● **Data records**:
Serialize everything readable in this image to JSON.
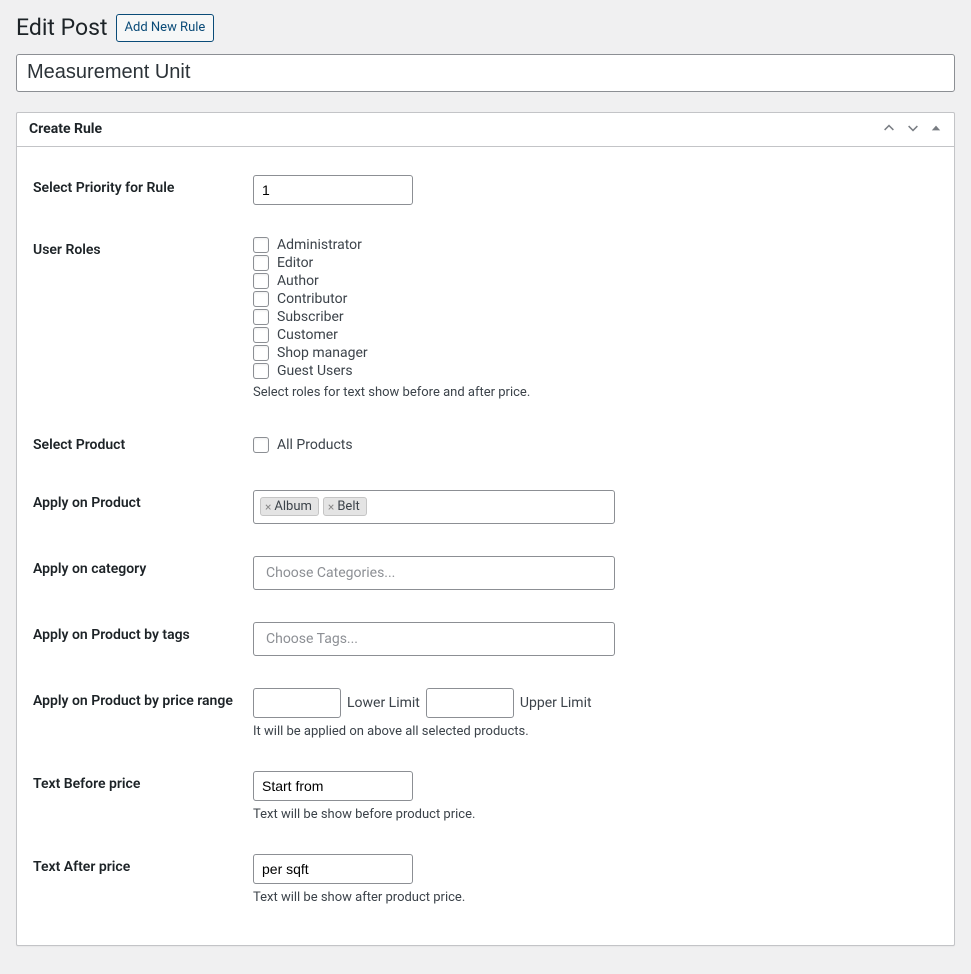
{
  "header": {
    "title": "Edit Post",
    "add_button": "Add New Rule"
  },
  "post_title_value": "Measurement Unit",
  "panel_title": "Create Rule",
  "fields": {
    "priority": {
      "label": "Select Priority for Rule",
      "value": "1"
    },
    "user_roles": {
      "label": "User Roles",
      "options": [
        "Administrator",
        "Editor",
        "Author",
        "Contributor",
        "Subscriber",
        "Customer",
        "Shop manager",
        "Guest Users"
      ],
      "description": "Select roles for text show before and after price."
    },
    "select_product": {
      "label": "Select Product",
      "all_products_label": "All Products"
    },
    "apply_product": {
      "label": "Apply on Product",
      "tags": [
        "Album",
        "Belt"
      ]
    },
    "apply_category": {
      "label": "Apply on category",
      "placeholder": "Choose Categories..."
    },
    "apply_tags": {
      "label": "Apply on Product by tags",
      "placeholder": "Choose Tags..."
    },
    "apply_price_range": {
      "label": "Apply on Product by price range",
      "lower_label": "Lower Limit",
      "upper_label": "Upper Limit",
      "description": "It will be applied on above all selected products."
    },
    "text_before": {
      "label": "Text Before price",
      "value": "Start from",
      "description": "Text will be show before product price."
    },
    "text_after": {
      "label": "Text After price",
      "value": "per sqft",
      "description": "Text will be show after product price."
    }
  }
}
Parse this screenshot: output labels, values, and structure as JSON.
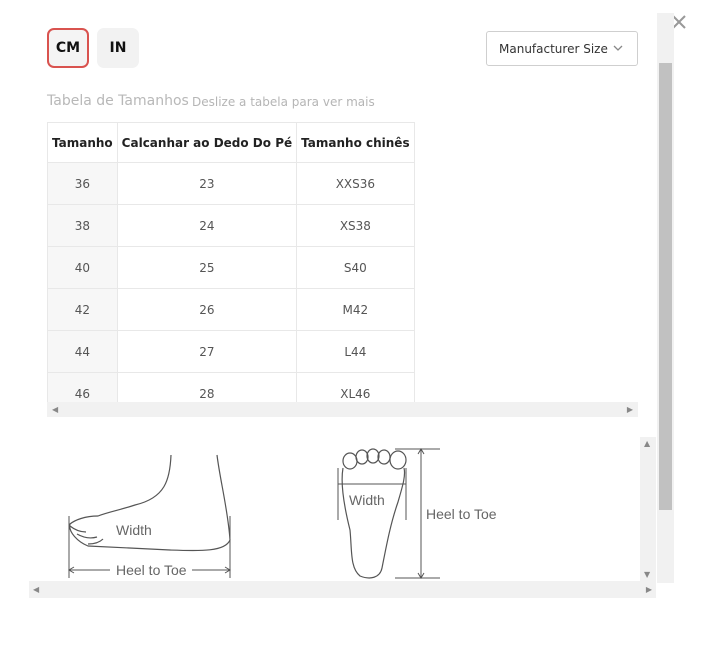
{
  "units": {
    "cm_label": "CM",
    "in_label": "IN",
    "selected": "CM"
  },
  "dropdown": {
    "selected": "Manufacturer Size",
    "icon": "chevron-down-icon"
  },
  "close_icon": "close-icon",
  "table": {
    "title": "Tabela de Tamanhos",
    "hint": "Deslize a tabela para ver mais",
    "headers": [
      "Tamanho",
      "Calcanhar ao Dedo Do Pé",
      "Tamanho chinês"
    ],
    "rows": [
      [
        "36",
        "23",
        "XXS36"
      ],
      [
        "38",
        "24",
        "XS38"
      ],
      [
        "40",
        "25",
        "S40"
      ],
      [
        "42",
        "26",
        "M42"
      ],
      [
        "44",
        "27",
        "L44"
      ],
      [
        "46",
        "28",
        "XL46"
      ]
    ]
  },
  "diagram": {
    "side": {
      "width_label": "Width",
      "length_label": "Heel to Toe"
    },
    "sole": {
      "width_label": "Width",
      "length_label": "Heel to Toe"
    }
  },
  "colors": {
    "selected_border": "#d9534f",
    "scrollbar_thumb": "#c1c1c1",
    "muted_text": "#b8b8b8"
  }
}
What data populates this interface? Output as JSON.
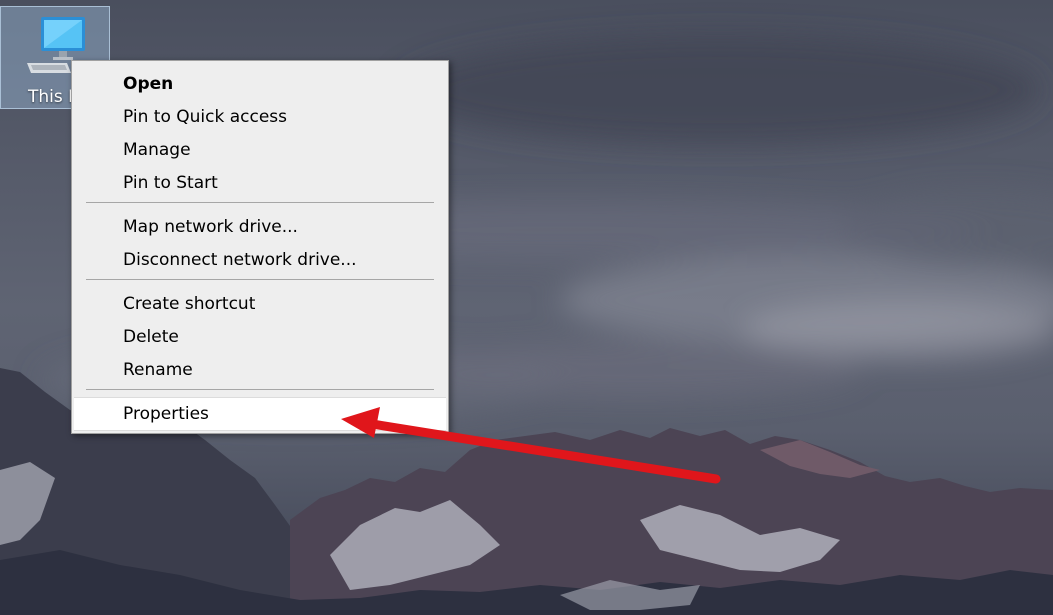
{
  "desktop": {
    "icons": [
      {
        "label": "This P",
        "icon": "computer-icon",
        "selected": true
      }
    ]
  },
  "context_menu": {
    "groups": [
      [
        {
          "label": "Open",
          "bold": true
        },
        {
          "label": "Pin to Quick access"
        },
        {
          "label": "Manage"
        },
        {
          "label": "Pin to Start"
        }
      ],
      [
        {
          "label": "Map network drive..."
        },
        {
          "label": "Disconnect network drive..."
        }
      ],
      [
        {
          "label": "Create shortcut"
        },
        {
          "label": "Delete"
        },
        {
          "label": "Rename"
        }
      ],
      [
        {
          "label": "Properties",
          "highlighted": true
        }
      ]
    ]
  },
  "annotation": {
    "arrow_color": "#e0161b",
    "points_to": "Properties"
  },
  "colors": {
    "menu_background": "#eeeeee",
    "menu_border": "#a0a0a0",
    "icon_selection": "#9ab8d6",
    "arrow": "#e0161b"
  }
}
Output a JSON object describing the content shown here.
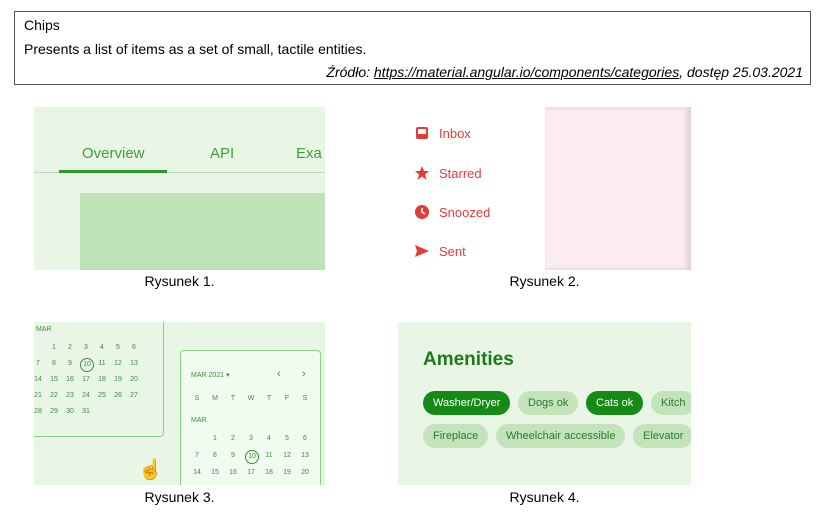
{
  "header": {
    "title": "Chips",
    "description": "Presents a list of items as a set of small, tactile entities.",
    "source_prefix": "Źródło: ",
    "source_url": "https://material.angular.io/components/categories",
    "source_suffix": ", dostęp 25.03.2021"
  },
  "fig1": {
    "tabs": [
      "Overview",
      "API",
      "Exa"
    ],
    "caption": "Rysunek 1.",
    "accent": "#2a9a2a"
  },
  "fig2": {
    "items": [
      {
        "label": "Inbox",
        "icon": "inbox-icon"
      },
      {
        "label": "Starred",
        "icon": "star-icon"
      },
      {
        "label": "Snoozed",
        "icon": "clock-icon"
      },
      {
        "label": "Sent",
        "icon": "send-icon"
      }
    ],
    "caption": "Rysunek 2.",
    "accent": "#e53a3a"
  },
  "fig3": {
    "left_month": "MAR",
    "left_rows": [
      [
        "",
        "1",
        "2",
        "3",
        "4",
        "5",
        "6"
      ],
      [
        "7",
        "8",
        "9",
        "10",
        "11",
        "12",
        "13"
      ],
      [
        "14",
        "15",
        "16",
        "17",
        "18",
        "19",
        "20"
      ],
      [
        "21",
        "22",
        "23",
        "24",
        "25",
        "26",
        "27"
      ],
      [
        "28",
        "29",
        "30",
        "31",
        "",
        "",
        ""
      ]
    ],
    "right_header": "MAR 2021 ▾",
    "weekdays": [
      "S",
      "M",
      "T",
      "W",
      "T",
      "F",
      "S"
    ],
    "right_month": "MAR",
    "right_rows": [
      [
        "",
        "1",
        "2",
        "3",
        "4",
        "5",
        "6"
      ],
      [
        "7",
        "8",
        "9",
        "10",
        "11",
        "12",
        "13"
      ],
      [
        "14",
        "15",
        "16",
        "17",
        "18",
        "19",
        "20"
      ]
    ],
    "caption": "Rysunek 3."
  },
  "fig4": {
    "title": "Amenities",
    "row1": [
      {
        "label": "Washer/Dryer",
        "selected": true
      },
      {
        "label": "Dogs ok",
        "selected": false
      },
      {
        "label": "Cats ok",
        "selected": true
      },
      {
        "label": "Kitch",
        "selected": false
      }
    ],
    "row2": [
      {
        "label": "Fireplace",
        "selected": false
      },
      {
        "label": "Wheelchair accessible",
        "selected": false
      },
      {
        "label": "Elevator",
        "selected": false
      }
    ],
    "caption": "Rysunek 4."
  }
}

● **Required work**: Without the pictures, retype the whole of the material above exactly.

● **Answer to this exercise**:
Serialize everything readable in this image to JSON.
{
  "header": {
    "title": "Edit Post",
    "add_button": "Add New Rule"
  },
  "post_title_value": "Measurement Unit",
  "panel_title": "Create Rule",
  "fields": {
    "priority": {
      "label": "Select Priority for Rule",
      "value": "1"
    },
    "user_roles": {
      "label": "User Roles",
      "options": [
        "Administrator",
        "Editor",
        "Author",
        "Contributor",
        "Subscriber",
        "Customer",
        "Shop manager",
        "Guest Users"
      ],
      "description": "Select roles for text show before and after price."
    },
    "select_product": {
      "label": "Select Product",
      "all_products_label": "All Products"
    },
    "apply_product": {
      "label": "Apply on Product",
      "tags": [
        "Album",
        "Belt"
      ]
    },
    "apply_category": {
      "label": "Apply on category",
      "placeholder": "Choose Categories..."
    },
    "apply_tags": {
      "label": "Apply on Product by tags",
      "placeholder": "Choose Tags..."
    },
    "apply_price_range": {
      "label": "Apply on Product by price range",
      "lower_label": "Lower Limit",
      "upper_label": "Upper Limit",
      "description": "It will be applied on above all selected products."
    },
    "text_before": {
      "label": "Text Before price",
      "value": "Start from",
      "description": "Text will be show before product price."
    },
    "text_after": {
      "label": "Text After price",
      "value": "per sqft",
      "description": "Text will be show after product price."
    }
  }
}
Parse this screenshot: output labels, values, and structure as JSON.
{
  "units": {
    "cm_label": "CM",
    "in_label": "IN",
    "selected": "CM"
  },
  "dropdown": {
    "selected": "Manufacturer Size",
    "icon": "chevron-down-icon"
  },
  "close_icon": "close-icon",
  "table": {
    "title": "Tabela de Tamanhos",
    "hint": "Deslize a tabela para ver mais",
    "headers": [
      "Tamanho",
      "Calcanhar ao Dedo Do Pé",
      "Tamanho chinês"
    ],
    "rows": [
      [
        "36",
        "23",
        "XXS36"
      ],
      [
        "38",
        "24",
        "XS38"
      ],
      [
        "40",
        "25",
        "S40"
      ],
      [
        "42",
        "26",
        "M42"
      ],
      [
        "44",
        "27",
        "L44"
      ],
      [
        "46",
        "28",
        "XL46"
      ]
    ]
  },
  "diagram": {
    "side": {
      "width_label": "Width",
      "length_label": "Heel to Toe"
    },
    "sole": {
      "width_label": "Width",
      "length_label": "Heel to Toe"
    }
  },
  "colors": {
    "selected_border": "#d9534f",
    "scrollbar_thumb": "#c1c1c1",
    "muted_text": "#b8b8b8"
  }
}
What data populates this interface? Output as JSON.
{
  "desktop": {
    "icons": [
      {
        "label": "This P",
        "icon": "computer-icon",
        "selected": true
      }
    ]
  },
  "context_menu": {
    "groups": [
      [
        {
          "label": "Open",
          "bold": true
        },
        {
          "label": "Pin to Quick access"
        },
        {
          "label": "Manage"
        },
        {
          "label": "Pin to Start"
        }
      ],
      [
        {
          "label": "Map network drive..."
        },
        {
          "label": "Disconnect network drive..."
        }
      ],
      [
        {
          "label": "Create shortcut"
        },
        {
          "label": "Delete"
        },
        {
          "label": "Rename"
        }
      ],
      [
        {
          "label": "Properties",
          "highlighted": true
        }
      ]
    ]
  },
  "annotation": {
    "arrow_color": "#e0161b",
    "points_to": "Properties"
  },
  "colors": {
    "menu_background": "#eeeeee",
    "menu_border": "#a0a0a0",
    "icon_selection": "#9ab8d6",
    "arrow": "#e0161b"
  }
}
Output a JSON object describing the content shown here.
{
  "header": {
    "title": "Chips",
    "description": "Presents a list of items as a set of small, tactile entities.",
    "source_prefix": "Źródło: ",
    "source_url": "https://material.angular.io/components/categories",
    "source_suffix": ", dostęp 25.03.2021"
  },
  "fig1": {
    "tabs": [
      "Overview",
      "API",
      "Exa"
    ],
    "caption": "Rysunek 1.",
    "accent": "#2a9a2a"
  },
  "fig2": {
    "items": [
      {
        "label": "Inbox",
        "icon": "inbox-icon"
      },
      {
        "label": "Starred",
        "icon": "star-icon"
      },
      {
        "label": "Snoozed",
        "icon": "clock-icon"
      },
      {
        "label": "Sent",
        "icon": "send-icon"
      }
    ],
    "caption": "Rysunek 2.",
    "accent": "#e53a3a"
  },
  "fig3": {
    "left_month": "MAR",
    "left_rows": [
      [
        "",
        "1",
        "2",
        "3",
        "4",
        "5",
        "6"
      ],
      [
        "7",
        "8",
        "9",
        "10",
        "11",
        "12",
        "13"
      ],
      [
        "14",
        "15",
        "16",
        "17",
        "18",
        "19",
        "20"
      ],
      [
        "21",
        "22",
        "23",
        "24",
        "25",
        "26",
        "27"
      ],
      [
        "28",
        "29",
        "30",
        "31",
        "",
        "",
        ""
      ]
    ],
    "right_header": "MAR 2021 ▾",
    "weekdays": [
      "S",
      "M",
      "T",
      "W",
      "T",
      "F",
      "S"
    ],
    "right_month": "MAR",
    "right_rows": [
      [
        "",
        "1",
        "2",
        "3",
        "4",
        "5",
        "6"
      ],
      [
        "7",
        "8",
        "9",
        "10",
        "11",
        "12",
        "13"
      ],
      [
        "14",
        "15",
        "16",
        "17",
        "18",
        "19",
        "20"
      ]
    ],
    "caption": "Rysunek 3."
  },
  "fig4": {
    "title": "Amenities",
    "row1": [
      {
        "label": "Washer/Dryer",
        "selected": true
      },
      {
        "label": "Dogs ok",
        "selected": false
      },
      {
        "label": "Cats ok",
        "selected": true
      },
      {
        "label": "Kitch",
        "selected": false
      }
    ],
    "row2": [
      {
        "label": "Fireplace",
        "selected": false
      },
      {
        "label": "Wheelchair accessible",
        "selected": false
      },
      {
        "label": "Elevator",
        "selected": false
      }
    ],
    "caption": "Rysunek 4."
  }
}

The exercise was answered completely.